## Begin

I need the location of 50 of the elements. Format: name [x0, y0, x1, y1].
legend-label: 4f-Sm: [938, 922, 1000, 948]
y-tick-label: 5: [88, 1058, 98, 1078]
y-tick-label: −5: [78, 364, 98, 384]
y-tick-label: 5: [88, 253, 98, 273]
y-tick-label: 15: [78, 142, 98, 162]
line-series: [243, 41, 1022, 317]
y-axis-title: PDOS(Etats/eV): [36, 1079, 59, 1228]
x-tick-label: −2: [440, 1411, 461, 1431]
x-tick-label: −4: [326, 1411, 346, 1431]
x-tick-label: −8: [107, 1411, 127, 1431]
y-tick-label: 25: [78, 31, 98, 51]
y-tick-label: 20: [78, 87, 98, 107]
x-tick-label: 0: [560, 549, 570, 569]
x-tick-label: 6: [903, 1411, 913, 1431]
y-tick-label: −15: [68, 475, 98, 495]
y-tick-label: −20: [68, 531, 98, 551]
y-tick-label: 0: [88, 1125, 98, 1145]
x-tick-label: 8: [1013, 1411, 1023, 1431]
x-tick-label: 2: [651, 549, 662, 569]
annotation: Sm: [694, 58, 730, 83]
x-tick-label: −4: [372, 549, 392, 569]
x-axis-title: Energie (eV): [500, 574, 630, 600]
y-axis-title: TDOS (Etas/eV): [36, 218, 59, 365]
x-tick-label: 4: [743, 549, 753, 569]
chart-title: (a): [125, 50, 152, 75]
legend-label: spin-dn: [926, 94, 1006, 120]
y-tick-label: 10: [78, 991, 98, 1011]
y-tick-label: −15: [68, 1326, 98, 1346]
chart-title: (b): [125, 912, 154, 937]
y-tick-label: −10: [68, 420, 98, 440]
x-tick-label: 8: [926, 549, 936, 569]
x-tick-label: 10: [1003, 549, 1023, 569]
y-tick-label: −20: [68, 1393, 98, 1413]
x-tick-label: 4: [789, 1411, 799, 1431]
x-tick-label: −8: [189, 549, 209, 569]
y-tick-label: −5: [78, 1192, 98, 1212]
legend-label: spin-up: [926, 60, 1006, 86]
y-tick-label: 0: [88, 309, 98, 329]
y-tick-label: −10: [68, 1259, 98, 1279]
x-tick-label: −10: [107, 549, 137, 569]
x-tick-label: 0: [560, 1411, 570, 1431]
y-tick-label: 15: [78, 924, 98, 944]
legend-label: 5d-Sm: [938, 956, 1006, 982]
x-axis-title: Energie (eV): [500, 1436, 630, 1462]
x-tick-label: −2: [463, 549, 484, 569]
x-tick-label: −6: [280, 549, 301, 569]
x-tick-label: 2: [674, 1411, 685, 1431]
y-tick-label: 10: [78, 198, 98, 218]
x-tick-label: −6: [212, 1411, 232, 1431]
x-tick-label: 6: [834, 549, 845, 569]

## End

§ **What is expected**
Lay out every line of the records above as a JSON list of strings, one string per line, leaving out any blank lines.

§ **Written solution**
[
  "I need the location of 50 of the elements. Format: name [x0, y0, x1, y1].",
  "legend-label: 4f-Sm: [938, 922, 1000, 948]",
  "y-tick-label: 5: [88, 1058, 98, 1078]",
  "y-tick-label: −5: [78, 364, 98, 384]",
  "y-tick-label: 5: [88, 253, 98, 273]",
  "y-tick-label: 15: [78, 142, 98, 162]",
  "line-series: [243, 41, 1022, 317]",
  "y-axis-title: PDOS(Etats/eV): [36, 1079, 59, 1228]",
  "x-tick-label: −2: [440, 1411, 461, 1431]",
  "x-tick-label: −4: [326, 1411, 346, 1431]",
  "x-tick-label: −8: [107, 1411, 127, 1431]",
  "y-tick-label: 25: [78, 31, 98, 51]",
  "y-tick-label: 20: [78, 87, 98, 107]",
  "x-tick-label: 0: [560, 549, 570, 569]",
  "x-tick-label: 6: [903, 1411, 913, 1431]",
  "y-tick-label: −15: [68, 475, 98, 495]",
  "y-tick-label: −20: [68, 531, 98, 551]",
  "y-tick-label: 0: [88, 1125, 98, 1145]",
  "x-tick-label: 8: [1013, 1411, 1023, 1431]",
  "x-tick-label: 2: [651, 549, 662, 569]",
  "annotation: Sm: [694, 58, 730, 83]",
  "x-tick-label: −4: [372, 549, 392, 569]",
  "x-axis-title: Energie (eV): [500, 574, 630, 600]",
  "y-axis-title: TDOS (Etas/eV): [36, 218, 59, 365]",
  "x-tick-label: 4: [743, 549, 753, 569]",
  "chart-title: (a): [125, 50, 152, 75]",
  "legend-label: spin-dn: [926, 94, 1006, 120]",
  "y-tick-label: 10: [78, 991, 98, 1011]",
  "y-tick-label: −15: [68, 1326, 98, 1346]",
  "chart-title: (b): [125, 912, 154, 937]",
  "y-tick-label: −10: [68, 420, 98, 440]",
  "x-tick-label: 8: [926, 549, 936, 569]",
  "x-tick-label: 10: [1003, 549, 1023, 569]",
  "y-tick-label: −20: [68, 1393, 98, 1413]",
  "x-tick-label: 4: [789, 1411, 799, 1431]",
  "x-tick-label: −8: [189, 549, 209, 569]",
  "y-tick-label: −5: [78, 1192, 98, 1212]",
  "legend-label: spin-up: [926, 60, 1006, 86]",
  "y-tick-label: 0: [88, 309, 98, 329]",
  "y-tick-label: −10: [68, 1259, 98, 1279]",
  "x-tick-label: −10: [107, 549, 137, 569]",
  "x-tick-label: 0: [560, 1411, 570, 1431]",
  "y-tick-label: 15: [78, 924, 98, 944]",
  "legend-label: 5d-Sm: [938, 956, 1006, 982]",
  "x-axis-title: Energie (eV): [500, 1436, 630, 1462]",
  "x-tick-label: −2: [463, 549, 484, 569]",
  "x-tick-label: −6: [280, 549, 301, 569]",
  "x-tick-label: 2: [674, 1411, 685, 1431]",
  "y-tick-label: 10: [78, 198, 98, 218]",
  "x-tick-label: −6: [212, 1411, 232, 1431]",
  "x-tick-label: 6: [834, 549, 845, 569]"
]